→ Teks Sumber
***

Apalagi, ia sendiri pun mulai menekuni bidang lain, yakni proyek mengharumkan Islam lewat Yayasan Jalan Terang --kemudian Yayasan Masagung. "Saya sudah tua, zamannya sudah lain. Sudah saatnya bisnis diserahkan kepada anak-anak dan orang-orang profesional," katanya suatu ketika pada 1985.

Peralihan bisnis keluarga dari generasi pertama ke generasi kedua boleh dibilang berjalan mulus. Tiada terdengar perebutan kekuasan di antara ketiga putranya: Putra Masagung, Oka Masagung, dan Ketut Masagung. Di tangan generasi penerus, Gunung Agung memang sempat stagnan sejenak.

Ketiganya sibuk dengan urusan masing-masing dan seperti melupakan pada bisnis yang dirintis sang ayah. Tapi, kemudian, mereka sadar, Gunung Agung harus dibangkitkan. Untuk menggairahkan kembali Gunung Agung, pengelolaannya pun diserahkan kepada kaum profesional pada 1989.

Dua tahun kemudian, perusahaan yang kini bernama PT. Toko Gunung Agung ini mencatatkan diri di Bursa Efek Jakarta. Dan, ternyata, siasat bisnis yang diterapkan generasi penerus itu tepat. Kini, usaha dari toko kecil di kawasan Kwitang, Jakarta Pusat, itu sudah beranak-pinak menjadi 29 cabang yang tersebar di Jawa dan Bali.

***

→ Tugas 1
Sunting bagian teks sumber yang dimulai dari "Peralihan bisnis keluarga" dan berlanjut sampai "profesional pada 1989.". Ganti kata "stagnan" dengan "mandek".
→ Tugas 2
Menurut teks sumber, pada tahun berapa pengelolaan Gunung Agung diserahkan kepada kaum profesional?

***

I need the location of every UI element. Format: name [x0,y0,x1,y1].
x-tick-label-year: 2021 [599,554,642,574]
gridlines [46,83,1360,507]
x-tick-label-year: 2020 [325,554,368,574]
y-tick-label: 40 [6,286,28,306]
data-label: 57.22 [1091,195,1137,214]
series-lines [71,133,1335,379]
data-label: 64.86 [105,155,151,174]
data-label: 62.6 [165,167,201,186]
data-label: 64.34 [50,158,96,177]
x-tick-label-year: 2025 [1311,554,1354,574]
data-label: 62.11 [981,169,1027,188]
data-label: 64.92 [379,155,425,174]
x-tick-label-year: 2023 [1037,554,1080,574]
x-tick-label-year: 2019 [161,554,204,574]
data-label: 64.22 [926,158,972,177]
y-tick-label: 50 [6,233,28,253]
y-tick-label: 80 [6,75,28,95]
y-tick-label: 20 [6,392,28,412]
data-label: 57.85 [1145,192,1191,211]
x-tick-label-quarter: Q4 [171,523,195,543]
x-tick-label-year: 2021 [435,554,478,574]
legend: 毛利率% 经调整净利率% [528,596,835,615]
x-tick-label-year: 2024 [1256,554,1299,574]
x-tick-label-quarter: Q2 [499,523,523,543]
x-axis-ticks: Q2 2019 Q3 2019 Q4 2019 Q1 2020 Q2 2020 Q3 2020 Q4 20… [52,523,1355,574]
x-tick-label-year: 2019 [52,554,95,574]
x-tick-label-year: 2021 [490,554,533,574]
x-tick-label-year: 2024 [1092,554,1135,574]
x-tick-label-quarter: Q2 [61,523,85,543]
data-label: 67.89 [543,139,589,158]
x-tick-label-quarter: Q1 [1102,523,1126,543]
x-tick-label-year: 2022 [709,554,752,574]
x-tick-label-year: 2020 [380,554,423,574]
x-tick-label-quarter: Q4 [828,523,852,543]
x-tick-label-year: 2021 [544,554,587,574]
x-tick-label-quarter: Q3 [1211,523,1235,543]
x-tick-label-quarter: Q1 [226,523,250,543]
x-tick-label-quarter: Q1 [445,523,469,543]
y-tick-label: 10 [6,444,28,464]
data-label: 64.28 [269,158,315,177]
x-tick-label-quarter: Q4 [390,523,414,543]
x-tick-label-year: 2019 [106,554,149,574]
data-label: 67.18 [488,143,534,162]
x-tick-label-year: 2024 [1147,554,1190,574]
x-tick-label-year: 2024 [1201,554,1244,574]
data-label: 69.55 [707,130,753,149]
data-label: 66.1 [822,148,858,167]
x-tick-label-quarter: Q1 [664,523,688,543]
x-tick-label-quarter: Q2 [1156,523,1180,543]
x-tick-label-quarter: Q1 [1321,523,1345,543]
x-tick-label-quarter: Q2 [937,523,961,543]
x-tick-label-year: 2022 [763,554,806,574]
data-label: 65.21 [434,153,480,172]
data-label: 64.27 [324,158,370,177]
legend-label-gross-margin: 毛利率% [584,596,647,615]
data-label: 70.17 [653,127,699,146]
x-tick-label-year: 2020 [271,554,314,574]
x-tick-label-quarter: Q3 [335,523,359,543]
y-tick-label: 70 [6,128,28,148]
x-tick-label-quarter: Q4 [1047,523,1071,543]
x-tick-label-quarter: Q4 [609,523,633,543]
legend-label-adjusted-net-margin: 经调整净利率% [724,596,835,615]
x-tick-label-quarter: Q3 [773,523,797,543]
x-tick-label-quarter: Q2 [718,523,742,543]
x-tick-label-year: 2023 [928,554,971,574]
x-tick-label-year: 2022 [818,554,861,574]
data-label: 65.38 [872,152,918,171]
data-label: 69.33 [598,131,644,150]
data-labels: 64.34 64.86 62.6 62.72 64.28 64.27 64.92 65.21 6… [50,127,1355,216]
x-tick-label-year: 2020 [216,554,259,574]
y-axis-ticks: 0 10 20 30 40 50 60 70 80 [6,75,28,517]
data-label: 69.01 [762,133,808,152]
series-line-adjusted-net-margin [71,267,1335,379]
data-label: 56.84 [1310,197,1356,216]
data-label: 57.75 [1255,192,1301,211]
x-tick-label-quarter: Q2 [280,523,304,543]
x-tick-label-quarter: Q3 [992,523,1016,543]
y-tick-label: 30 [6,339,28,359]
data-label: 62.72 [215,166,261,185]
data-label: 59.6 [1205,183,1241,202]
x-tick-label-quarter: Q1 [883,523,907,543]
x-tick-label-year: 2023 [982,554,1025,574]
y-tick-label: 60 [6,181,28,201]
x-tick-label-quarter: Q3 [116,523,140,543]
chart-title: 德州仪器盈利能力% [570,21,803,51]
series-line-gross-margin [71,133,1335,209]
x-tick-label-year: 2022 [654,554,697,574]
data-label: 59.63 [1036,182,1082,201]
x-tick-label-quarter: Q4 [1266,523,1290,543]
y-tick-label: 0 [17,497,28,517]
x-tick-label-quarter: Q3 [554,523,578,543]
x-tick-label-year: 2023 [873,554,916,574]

***

→ Jawaban yang Diharapkan 1
Peralihan bisnis keluarga dari generasi pertama ke generasi kedua boleh dibilang berjalan mulus. Tiada terdengar perebutan kekuasan di antara ketiga putranya: Putra Masagung, Oka Masagung, dan Ketut Masagung. Di tangan generasi penerus, Gunung Agung memang sempat mandek sejenak.

Ketiganya sibuk dengan urusan masing-masing dan seperti melupakan pada bisnis yang dirintis sang ayah. Tapi, kemudian, mereka sadar, Gunung Agung harus dibangkitkan. Untuk menggairahkan kembali Gunung Agung, pengelolaannya pun diserahkan kepada kaum profesional pada 1989.

→ Jawaban yang Diharapkan 2
Pada tahun 1989.